[Bounding box annotations]
····················
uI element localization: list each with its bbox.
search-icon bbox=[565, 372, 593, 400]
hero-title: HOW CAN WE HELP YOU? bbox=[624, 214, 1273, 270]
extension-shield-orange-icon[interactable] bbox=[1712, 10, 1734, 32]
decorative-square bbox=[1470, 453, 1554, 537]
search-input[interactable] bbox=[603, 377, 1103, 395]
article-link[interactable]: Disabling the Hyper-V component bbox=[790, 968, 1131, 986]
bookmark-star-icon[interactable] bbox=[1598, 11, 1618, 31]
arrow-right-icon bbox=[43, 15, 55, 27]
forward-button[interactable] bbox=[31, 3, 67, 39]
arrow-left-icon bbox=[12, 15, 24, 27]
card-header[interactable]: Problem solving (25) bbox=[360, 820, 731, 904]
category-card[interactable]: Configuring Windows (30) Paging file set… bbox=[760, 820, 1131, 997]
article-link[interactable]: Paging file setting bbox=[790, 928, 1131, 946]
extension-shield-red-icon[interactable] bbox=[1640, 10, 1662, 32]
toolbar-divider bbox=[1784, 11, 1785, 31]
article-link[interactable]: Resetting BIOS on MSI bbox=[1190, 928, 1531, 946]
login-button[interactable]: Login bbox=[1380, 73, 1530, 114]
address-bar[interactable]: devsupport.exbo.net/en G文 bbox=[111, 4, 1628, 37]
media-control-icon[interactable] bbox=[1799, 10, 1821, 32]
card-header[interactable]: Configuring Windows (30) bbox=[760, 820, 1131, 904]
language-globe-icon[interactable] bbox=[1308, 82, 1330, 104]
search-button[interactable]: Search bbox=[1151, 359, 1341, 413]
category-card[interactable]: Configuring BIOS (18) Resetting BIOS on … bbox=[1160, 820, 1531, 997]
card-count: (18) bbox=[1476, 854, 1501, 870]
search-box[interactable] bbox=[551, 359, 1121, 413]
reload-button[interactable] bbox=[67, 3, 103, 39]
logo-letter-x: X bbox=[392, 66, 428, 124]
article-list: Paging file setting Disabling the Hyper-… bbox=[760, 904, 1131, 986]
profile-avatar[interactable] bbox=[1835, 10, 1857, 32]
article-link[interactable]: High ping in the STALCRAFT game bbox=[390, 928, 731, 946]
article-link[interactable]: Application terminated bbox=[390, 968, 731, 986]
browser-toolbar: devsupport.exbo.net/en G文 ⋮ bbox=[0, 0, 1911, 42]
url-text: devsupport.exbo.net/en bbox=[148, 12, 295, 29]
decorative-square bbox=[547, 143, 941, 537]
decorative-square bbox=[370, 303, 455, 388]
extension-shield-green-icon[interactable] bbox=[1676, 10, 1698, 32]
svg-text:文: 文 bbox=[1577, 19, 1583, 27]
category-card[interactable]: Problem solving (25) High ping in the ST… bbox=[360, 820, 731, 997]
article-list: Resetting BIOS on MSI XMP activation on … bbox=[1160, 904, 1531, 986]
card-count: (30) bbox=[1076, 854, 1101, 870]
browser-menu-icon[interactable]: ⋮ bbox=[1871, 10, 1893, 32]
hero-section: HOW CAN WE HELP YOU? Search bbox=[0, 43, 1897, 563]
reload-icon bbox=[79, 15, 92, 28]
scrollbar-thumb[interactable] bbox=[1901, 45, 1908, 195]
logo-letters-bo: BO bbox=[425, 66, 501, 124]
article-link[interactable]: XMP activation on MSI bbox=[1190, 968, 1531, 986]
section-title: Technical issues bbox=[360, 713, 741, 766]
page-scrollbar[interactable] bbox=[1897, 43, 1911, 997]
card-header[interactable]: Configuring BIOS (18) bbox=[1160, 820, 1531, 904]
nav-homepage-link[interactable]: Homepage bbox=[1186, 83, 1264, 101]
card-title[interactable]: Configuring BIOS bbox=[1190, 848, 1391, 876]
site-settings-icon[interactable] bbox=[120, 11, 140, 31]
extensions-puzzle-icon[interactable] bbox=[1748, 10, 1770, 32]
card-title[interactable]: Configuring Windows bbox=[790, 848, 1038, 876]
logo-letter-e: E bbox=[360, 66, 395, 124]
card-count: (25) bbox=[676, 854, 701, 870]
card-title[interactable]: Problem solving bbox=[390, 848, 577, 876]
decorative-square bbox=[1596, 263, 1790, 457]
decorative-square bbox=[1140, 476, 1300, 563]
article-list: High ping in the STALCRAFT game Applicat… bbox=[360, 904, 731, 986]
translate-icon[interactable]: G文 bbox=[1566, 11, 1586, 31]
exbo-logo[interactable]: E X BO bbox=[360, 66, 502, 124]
····················
→ WHAT YOU SHOULD DO
Reproduce all of the entries above word for word, keeping every line in its original order.

→ THE REPLY
uI element localization: list each with its bbox.
search-icon bbox=[565, 372, 593, 400]
hero-title: HOW CAN WE HELP YOU? bbox=[624, 214, 1273, 270]
extension-shield-orange-icon[interactable] bbox=[1712, 10, 1734, 32]
decorative-square bbox=[1470, 453, 1554, 537]
search-input[interactable] bbox=[603, 377, 1103, 395]
article-link[interactable]: Disabling the Hyper-V component bbox=[790, 968, 1131, 986]
bookmark-star-icon[interactable] bbox=[1598, 11, 1618, 31]
arrow-right-icon bbox=[43, 15, 55, 27]
forward-button[interactable] bbox=[31, 3, 67, 39]
arrow-left-icon bbox=[12, 15, 24, 27]
card-header[interactable]: Problem solving (25) bbox=[360, 820, 731, 904]
category-card[interactable]: Configuring Windows (30) Paging file set… bbox=[760, 820, 1131, 997]
article-link[interactable]: Paging file setting bbox=[790, 928, 1131, 946]
extension-shield-red-icon[interactable] bbox=[1640, 10, 1662, 32]
toolbar-divider bbox=[1784, 11, 1785, 31]
article-link[interactable]: Resetting BIOS on MSI bbox=[1190, 928, 1531, 946]
login-button[interactable]: Login bbox=[1380, 73, 1530, 114]
address-bar[interactable]: devsupport.exbo.net/en G文 bbox=[111, 4, 1628, 37]
media-control-icon[interactable] bbox=[1799, 10, 1821, 32]
card-header[interactable]: Configuring Windows (30) bbox=[760, 820, 1131, 904]
language-globe-icon[interactable] bbox=[1308, 82, 1330, 104]
search-button[interactable]: Search bbox=[1151, 359, 1341, 413]
category-card[interactable]: Configuring BIOS (18) Resetting BIOS on … bbox=[1160, 820, 1531, 997]
card-count: (18) bbox=[1476, 854, 1501, 870]
search-box[interactable] bbox=[551, 359, 1121, 413]
reload-button[interactable] bbox=[67, 3, 103, 39]
logo-letter-x: X bbox=[392, 66, 428, 124]
article-list: Paging file setting Disabling the Hyper-… bbox=[760, 904, 1131, 986]
profile-avatar[interactable] bbox=[1835, 10, 1857, 32]
article-link[interactable]: High ping in the STALCRAFT game bbox=[390, 928, 731, 946]
article-link[interactable]: Application terminated bbox=[390, 968, 731, 986]
browser-toolbar: devsupport.exbo.net/en G文 ⋮ bbox=[0, 0, 1911, 42]
url-text: devsupport.exbo.net/en bbox=[148, 12, 295, 29]
decorative-square bbox=[547, 143, 941, 537]
decorative-square bbox=[370, 303, 455, 388]
extension-shield-green-icon[interactable] bbox=[1676, 10, 1698, 32]
svg-text:文: 文 bbox=[1577, 19, 1583, 27]
category-card[interactable]: Problem solving (25) High ping in the ST… bbox=[360, 820, 731, 997]
article-list: Resetting BIOS on MSI XMP activation on … bbox=[1160, 904, 1531, 986]
card-count: (30) bbox=[1076, 854, 1101, 870]
browser-menu-icon[interactable]: ⋮ bbox=[1871, 10, 1893, 32]
hero-section: HOW CAN WE HELP YOU? Search bbox=[0, 43, 1897, 563]
reload-icon bbox=[79, 15, 92, 28]
scrollbar-thumb[interactable] bbox=[1901, 45, 1908, 195]
logo-letters-bo: BO bbox=[425, 66, 501, 124]
article-link[interactable]: XMP activation on MSI bbox=[1190, 968, 1531, 986]
section-title: Technical issues bbox=[360, 713, 741, 766]
page-scrollbar[interactable] bbox=[1897, 43, 1911, 997]
card-header[interactable]: Configuring BIOS (18) bbox=[1160, 820, 1531, 904]
nav-homepage-link[interactable]: Homepage bbox=[1186, 83, 1264, 101]
card-title[interactable]: Configuring BIOS bbox=[1190, 848, 1391, 876]
site-settings-icon[interactable] bbox=[120, 11, 140, 31]
extensions-puzzle-icon[interactable] bbox=[1748, 10, 1770, 32]
card-title[interactable]: Configuring Windows bbox=[790, 848, 1038, 876]
logo-letter-e: E bbox=[360, 66, 395, 124]
card-count: (25) bbox=[676, 854, 701, 870]
card-title[interactable]: Problem solving bbox=[390, 848, 577, 876]
decorative-square bbox=[1596, 263, 1790, 457]
decorative-square bbox=[1140, 476, 1300, 563]
article-list: High ping in the STALCRAFT game Applicat… bbox=[360, 904, 731, 986]
translate-icon[interactable]: G文 bbox=[1566, 11, 1586, 31]
exbo-logo[interactable]: E X BO bbox=[360, 66, 502, 124]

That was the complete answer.